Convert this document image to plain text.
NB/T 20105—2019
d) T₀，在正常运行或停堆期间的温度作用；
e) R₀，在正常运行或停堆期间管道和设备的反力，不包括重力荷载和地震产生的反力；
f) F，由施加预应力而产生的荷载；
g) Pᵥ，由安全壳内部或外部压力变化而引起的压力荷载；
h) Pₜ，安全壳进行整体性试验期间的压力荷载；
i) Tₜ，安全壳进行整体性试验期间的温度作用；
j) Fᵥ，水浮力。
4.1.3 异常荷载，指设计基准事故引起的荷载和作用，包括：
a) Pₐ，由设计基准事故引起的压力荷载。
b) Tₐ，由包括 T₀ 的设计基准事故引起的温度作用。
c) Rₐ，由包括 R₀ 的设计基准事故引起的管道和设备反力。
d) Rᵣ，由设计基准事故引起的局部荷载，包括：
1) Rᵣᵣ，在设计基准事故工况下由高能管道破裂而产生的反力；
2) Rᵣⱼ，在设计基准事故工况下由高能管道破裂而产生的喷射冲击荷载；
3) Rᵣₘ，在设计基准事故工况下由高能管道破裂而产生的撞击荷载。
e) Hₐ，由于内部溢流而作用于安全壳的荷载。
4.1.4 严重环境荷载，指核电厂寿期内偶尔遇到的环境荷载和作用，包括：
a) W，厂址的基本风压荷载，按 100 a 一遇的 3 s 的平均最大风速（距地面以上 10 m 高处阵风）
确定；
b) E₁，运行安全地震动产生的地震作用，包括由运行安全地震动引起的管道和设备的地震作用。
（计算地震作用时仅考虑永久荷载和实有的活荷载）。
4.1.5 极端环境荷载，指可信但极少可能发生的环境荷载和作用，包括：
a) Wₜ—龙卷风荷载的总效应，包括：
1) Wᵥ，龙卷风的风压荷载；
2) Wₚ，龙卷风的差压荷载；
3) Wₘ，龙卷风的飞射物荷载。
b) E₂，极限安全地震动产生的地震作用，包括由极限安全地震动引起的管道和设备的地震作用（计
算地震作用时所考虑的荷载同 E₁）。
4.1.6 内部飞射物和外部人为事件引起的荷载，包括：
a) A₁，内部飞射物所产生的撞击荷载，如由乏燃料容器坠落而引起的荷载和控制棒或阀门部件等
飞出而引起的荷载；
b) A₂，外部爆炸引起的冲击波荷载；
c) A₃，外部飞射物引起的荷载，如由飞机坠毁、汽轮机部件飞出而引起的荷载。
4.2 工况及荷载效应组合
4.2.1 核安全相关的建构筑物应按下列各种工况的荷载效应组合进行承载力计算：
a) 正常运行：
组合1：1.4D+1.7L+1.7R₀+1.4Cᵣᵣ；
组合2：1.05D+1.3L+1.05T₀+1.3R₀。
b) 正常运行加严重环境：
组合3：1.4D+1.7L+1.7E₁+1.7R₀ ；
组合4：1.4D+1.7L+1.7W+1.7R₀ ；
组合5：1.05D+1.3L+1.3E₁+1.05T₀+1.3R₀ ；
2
========================================================================
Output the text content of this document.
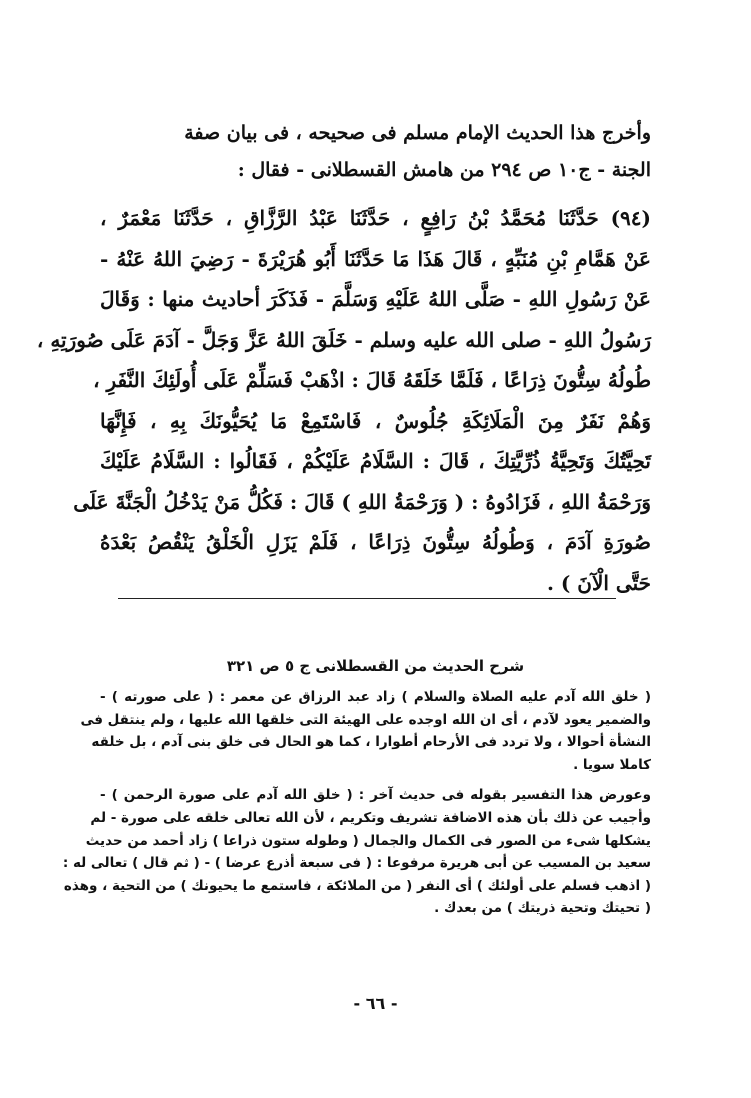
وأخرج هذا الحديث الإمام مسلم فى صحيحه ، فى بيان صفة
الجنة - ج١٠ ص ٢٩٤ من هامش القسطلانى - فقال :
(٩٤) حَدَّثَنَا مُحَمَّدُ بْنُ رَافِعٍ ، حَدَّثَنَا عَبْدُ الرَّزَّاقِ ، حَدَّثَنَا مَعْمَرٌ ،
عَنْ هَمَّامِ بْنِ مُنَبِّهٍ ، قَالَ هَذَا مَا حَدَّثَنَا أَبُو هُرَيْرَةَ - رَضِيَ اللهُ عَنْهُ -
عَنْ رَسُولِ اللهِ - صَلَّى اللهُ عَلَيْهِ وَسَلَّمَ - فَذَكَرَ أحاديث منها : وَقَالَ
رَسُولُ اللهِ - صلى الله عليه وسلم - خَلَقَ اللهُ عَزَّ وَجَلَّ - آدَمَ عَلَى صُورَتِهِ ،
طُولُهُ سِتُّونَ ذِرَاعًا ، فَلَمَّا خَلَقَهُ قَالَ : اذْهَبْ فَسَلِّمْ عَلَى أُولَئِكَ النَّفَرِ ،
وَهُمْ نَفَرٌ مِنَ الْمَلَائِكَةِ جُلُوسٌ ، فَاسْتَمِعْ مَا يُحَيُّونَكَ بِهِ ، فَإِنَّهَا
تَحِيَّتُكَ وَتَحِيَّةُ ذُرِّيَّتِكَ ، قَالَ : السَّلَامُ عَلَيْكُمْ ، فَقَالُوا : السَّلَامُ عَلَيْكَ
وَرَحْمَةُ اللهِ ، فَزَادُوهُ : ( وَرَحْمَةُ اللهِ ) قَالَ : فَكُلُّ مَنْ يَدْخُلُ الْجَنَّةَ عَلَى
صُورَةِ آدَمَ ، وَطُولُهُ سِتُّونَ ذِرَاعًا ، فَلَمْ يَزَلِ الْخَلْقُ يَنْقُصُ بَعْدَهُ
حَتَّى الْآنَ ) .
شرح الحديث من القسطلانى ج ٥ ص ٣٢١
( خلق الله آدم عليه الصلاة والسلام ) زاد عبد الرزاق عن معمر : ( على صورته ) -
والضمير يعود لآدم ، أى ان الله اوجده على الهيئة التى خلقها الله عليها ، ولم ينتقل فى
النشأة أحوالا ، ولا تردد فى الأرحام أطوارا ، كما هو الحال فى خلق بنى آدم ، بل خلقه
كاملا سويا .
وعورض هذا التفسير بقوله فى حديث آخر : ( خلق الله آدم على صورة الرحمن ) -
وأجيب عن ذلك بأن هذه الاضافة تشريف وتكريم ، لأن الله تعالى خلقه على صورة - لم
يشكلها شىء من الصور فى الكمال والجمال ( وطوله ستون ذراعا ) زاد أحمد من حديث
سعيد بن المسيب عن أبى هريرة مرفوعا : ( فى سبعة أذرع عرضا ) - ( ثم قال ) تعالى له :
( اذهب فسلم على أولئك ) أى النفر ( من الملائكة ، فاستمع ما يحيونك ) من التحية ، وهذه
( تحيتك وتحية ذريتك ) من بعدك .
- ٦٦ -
========================================================================
Copy out every line holding the string "تعالى".

### Answer in full
وأجيب عن ذلك بأن هذه الاضافة تشريف وتكريم ، لأن الله تعالى خلقه على صورة - لم
سعيد بن المسيب عن أبى هريرة مرفوعا : ( فى سبعة أذرع عرضا ) - ( ثم قال ) تعالى له :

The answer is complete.